*** Opening of RECORDS SUPPLIED ***
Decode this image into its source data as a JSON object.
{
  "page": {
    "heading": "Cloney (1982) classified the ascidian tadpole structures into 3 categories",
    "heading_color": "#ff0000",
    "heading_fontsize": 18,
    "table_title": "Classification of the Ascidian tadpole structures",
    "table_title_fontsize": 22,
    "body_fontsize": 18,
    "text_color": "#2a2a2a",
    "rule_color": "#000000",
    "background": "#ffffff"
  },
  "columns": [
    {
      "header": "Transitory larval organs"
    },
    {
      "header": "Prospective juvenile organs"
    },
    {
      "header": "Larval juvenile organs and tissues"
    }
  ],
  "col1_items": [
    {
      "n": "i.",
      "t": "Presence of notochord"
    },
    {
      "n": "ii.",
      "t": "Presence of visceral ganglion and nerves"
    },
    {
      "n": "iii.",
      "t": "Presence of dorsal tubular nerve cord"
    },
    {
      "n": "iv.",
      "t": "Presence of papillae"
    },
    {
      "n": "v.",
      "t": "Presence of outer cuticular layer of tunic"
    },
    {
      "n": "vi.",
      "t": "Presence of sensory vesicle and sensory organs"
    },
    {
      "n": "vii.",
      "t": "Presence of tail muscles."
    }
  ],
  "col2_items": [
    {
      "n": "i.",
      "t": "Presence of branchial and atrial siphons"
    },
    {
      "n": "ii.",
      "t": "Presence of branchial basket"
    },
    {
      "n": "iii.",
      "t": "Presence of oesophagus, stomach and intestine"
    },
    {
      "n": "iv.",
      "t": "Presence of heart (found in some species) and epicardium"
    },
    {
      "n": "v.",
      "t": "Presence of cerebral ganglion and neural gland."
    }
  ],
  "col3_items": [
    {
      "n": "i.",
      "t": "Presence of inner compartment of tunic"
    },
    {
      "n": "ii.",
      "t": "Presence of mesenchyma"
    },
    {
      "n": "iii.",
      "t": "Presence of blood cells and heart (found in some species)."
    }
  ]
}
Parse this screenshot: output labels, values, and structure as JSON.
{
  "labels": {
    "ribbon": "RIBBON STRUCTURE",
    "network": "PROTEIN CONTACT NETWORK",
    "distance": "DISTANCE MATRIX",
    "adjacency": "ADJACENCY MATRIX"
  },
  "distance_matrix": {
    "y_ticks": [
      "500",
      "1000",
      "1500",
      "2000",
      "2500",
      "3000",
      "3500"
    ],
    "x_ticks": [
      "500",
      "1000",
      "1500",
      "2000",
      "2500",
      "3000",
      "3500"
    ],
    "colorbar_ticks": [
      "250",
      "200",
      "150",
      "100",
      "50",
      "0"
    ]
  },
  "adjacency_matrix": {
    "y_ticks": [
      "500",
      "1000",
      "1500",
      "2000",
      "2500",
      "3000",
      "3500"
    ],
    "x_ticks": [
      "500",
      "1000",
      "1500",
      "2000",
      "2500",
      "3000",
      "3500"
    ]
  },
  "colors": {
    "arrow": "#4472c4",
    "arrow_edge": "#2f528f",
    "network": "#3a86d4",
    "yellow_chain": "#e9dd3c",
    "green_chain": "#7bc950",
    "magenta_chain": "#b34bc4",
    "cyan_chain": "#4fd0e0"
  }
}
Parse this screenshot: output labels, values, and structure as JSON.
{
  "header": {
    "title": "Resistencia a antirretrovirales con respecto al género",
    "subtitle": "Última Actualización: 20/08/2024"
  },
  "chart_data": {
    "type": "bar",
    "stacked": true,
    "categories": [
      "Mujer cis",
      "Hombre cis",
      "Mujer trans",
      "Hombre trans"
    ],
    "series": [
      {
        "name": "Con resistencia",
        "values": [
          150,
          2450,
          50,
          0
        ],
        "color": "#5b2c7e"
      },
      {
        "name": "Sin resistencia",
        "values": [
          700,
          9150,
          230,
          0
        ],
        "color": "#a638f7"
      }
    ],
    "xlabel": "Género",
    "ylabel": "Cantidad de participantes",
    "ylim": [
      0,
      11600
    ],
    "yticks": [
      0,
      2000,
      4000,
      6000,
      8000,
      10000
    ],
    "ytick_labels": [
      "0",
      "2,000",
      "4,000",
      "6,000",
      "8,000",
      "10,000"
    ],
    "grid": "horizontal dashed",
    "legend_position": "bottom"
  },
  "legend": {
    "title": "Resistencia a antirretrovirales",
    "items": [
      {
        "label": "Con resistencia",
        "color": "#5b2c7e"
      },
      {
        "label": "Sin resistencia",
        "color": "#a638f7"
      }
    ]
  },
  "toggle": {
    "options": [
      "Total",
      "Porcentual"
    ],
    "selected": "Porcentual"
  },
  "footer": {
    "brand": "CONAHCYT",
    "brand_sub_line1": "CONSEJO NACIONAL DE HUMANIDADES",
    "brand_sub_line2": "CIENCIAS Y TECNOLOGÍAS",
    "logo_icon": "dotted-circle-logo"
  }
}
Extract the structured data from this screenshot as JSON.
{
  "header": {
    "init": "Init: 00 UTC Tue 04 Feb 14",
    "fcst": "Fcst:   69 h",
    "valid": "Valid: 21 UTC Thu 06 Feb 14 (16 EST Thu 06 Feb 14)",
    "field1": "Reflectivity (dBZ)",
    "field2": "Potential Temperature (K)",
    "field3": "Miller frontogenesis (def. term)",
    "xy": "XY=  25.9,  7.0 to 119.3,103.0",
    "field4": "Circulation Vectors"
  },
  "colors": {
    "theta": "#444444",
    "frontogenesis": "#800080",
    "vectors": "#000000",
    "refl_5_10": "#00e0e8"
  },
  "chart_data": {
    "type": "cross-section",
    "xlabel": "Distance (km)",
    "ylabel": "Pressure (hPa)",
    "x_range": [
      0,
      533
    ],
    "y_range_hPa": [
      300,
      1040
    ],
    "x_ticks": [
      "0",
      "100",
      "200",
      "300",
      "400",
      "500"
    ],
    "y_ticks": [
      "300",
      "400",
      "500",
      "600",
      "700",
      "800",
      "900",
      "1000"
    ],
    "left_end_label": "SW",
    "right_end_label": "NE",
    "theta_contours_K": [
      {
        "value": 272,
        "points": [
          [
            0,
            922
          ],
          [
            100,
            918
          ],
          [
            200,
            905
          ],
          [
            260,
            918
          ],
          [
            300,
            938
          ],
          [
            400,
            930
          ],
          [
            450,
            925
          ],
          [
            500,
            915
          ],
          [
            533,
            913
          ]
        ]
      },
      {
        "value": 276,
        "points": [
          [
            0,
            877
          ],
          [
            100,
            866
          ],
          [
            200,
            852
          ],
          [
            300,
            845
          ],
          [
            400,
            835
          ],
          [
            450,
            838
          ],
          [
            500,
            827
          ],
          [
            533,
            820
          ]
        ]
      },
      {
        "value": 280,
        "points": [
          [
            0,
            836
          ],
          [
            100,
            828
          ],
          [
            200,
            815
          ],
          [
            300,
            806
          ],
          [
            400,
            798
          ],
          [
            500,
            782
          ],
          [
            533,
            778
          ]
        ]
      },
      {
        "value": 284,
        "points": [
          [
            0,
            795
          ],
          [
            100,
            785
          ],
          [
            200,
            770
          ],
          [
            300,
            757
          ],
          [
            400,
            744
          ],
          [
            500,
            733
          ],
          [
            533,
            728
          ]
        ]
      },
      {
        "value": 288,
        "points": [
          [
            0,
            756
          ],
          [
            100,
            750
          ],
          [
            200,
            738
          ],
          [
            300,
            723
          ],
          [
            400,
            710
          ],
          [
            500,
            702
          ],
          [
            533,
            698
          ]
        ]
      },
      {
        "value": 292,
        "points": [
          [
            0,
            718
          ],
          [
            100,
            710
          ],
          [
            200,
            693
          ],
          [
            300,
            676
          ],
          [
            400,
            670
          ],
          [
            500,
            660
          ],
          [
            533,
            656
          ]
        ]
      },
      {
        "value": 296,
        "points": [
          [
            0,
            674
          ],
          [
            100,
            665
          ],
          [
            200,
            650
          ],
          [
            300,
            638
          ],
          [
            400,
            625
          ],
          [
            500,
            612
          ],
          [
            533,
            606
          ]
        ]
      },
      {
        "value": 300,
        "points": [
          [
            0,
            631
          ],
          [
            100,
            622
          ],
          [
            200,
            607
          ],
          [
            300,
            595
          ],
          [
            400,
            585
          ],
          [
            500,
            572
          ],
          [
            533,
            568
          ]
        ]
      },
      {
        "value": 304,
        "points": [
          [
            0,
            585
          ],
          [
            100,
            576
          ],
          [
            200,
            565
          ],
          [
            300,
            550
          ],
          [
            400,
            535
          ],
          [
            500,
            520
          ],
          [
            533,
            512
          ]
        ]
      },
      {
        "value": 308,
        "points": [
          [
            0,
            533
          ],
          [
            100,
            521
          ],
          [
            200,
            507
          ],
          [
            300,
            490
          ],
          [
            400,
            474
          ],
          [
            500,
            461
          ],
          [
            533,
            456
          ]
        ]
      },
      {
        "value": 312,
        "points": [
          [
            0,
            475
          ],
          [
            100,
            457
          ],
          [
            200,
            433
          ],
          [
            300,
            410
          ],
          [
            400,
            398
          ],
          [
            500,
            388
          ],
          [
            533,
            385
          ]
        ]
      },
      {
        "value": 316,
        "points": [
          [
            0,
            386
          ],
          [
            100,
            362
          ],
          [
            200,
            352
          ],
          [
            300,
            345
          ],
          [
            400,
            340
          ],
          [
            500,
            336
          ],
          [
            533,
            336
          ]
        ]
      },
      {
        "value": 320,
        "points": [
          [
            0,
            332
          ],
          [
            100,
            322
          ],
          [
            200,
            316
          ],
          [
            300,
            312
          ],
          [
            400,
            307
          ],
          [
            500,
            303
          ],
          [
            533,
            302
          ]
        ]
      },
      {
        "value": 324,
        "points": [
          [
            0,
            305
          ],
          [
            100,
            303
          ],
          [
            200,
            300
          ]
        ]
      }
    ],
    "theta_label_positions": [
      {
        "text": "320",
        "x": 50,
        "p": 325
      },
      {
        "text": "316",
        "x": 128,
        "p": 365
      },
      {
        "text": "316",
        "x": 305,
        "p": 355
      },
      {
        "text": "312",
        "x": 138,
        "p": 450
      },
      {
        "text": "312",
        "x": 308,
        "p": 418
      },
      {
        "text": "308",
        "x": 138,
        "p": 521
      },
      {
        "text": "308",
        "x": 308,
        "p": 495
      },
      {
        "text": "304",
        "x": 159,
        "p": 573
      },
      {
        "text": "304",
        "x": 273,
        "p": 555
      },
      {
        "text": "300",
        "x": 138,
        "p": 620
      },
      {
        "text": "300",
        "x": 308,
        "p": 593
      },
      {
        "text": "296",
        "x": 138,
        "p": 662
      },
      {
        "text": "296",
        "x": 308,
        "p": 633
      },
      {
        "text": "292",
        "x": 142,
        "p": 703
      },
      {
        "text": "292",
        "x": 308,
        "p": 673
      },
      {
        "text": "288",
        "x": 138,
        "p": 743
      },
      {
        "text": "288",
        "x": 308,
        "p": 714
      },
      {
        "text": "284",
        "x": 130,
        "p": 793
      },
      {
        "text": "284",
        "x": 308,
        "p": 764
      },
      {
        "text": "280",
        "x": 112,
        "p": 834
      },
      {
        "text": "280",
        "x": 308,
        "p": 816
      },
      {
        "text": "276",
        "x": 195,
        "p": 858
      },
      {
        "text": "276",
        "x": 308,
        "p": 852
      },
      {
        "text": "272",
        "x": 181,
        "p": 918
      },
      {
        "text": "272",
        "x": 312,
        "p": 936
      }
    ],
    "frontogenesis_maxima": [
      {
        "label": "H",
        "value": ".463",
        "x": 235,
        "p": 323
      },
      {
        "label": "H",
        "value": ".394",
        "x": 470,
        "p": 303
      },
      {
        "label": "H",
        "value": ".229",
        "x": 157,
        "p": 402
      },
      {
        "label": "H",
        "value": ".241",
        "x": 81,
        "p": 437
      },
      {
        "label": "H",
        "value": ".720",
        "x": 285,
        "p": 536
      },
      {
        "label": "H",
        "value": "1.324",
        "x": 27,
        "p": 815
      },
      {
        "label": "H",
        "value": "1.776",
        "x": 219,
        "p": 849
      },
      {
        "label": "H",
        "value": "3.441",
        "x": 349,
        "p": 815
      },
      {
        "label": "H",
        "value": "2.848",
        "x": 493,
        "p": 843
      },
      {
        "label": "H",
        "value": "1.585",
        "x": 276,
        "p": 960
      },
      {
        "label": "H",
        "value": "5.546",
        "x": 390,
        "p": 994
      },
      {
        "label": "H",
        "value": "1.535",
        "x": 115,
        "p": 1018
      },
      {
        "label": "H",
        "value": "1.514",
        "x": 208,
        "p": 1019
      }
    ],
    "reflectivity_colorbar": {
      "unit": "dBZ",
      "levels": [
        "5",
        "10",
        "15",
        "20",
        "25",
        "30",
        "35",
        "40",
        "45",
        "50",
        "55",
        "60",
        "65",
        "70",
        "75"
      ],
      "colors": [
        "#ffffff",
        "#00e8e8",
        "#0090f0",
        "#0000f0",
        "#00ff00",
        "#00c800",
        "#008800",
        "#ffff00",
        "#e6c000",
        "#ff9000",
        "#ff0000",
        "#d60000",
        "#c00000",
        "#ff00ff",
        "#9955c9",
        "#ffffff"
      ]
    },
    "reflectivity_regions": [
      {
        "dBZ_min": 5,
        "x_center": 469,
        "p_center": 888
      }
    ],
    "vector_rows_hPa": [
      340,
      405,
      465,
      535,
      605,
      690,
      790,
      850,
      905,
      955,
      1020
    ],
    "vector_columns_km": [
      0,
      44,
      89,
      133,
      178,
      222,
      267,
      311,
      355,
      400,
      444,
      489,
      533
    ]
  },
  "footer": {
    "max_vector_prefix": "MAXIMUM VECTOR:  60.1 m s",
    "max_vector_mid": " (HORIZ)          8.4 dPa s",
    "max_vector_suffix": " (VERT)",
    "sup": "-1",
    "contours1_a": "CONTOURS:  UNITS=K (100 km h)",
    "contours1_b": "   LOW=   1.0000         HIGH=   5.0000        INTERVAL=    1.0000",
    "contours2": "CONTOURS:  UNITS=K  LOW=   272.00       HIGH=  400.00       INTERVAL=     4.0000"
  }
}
*** Close of RECORDS SUPPLIED ***
WHAT YOU HAVE TO DO: Where a line of the records has the string "structures", copy that line.

RESULT OF THIS EXERCISE:
    "heading": "Cloney (1982) classified the ascidian tadpole structures into 3 categories",
    "table_title": "Classification of the Ascidian tadpole structures",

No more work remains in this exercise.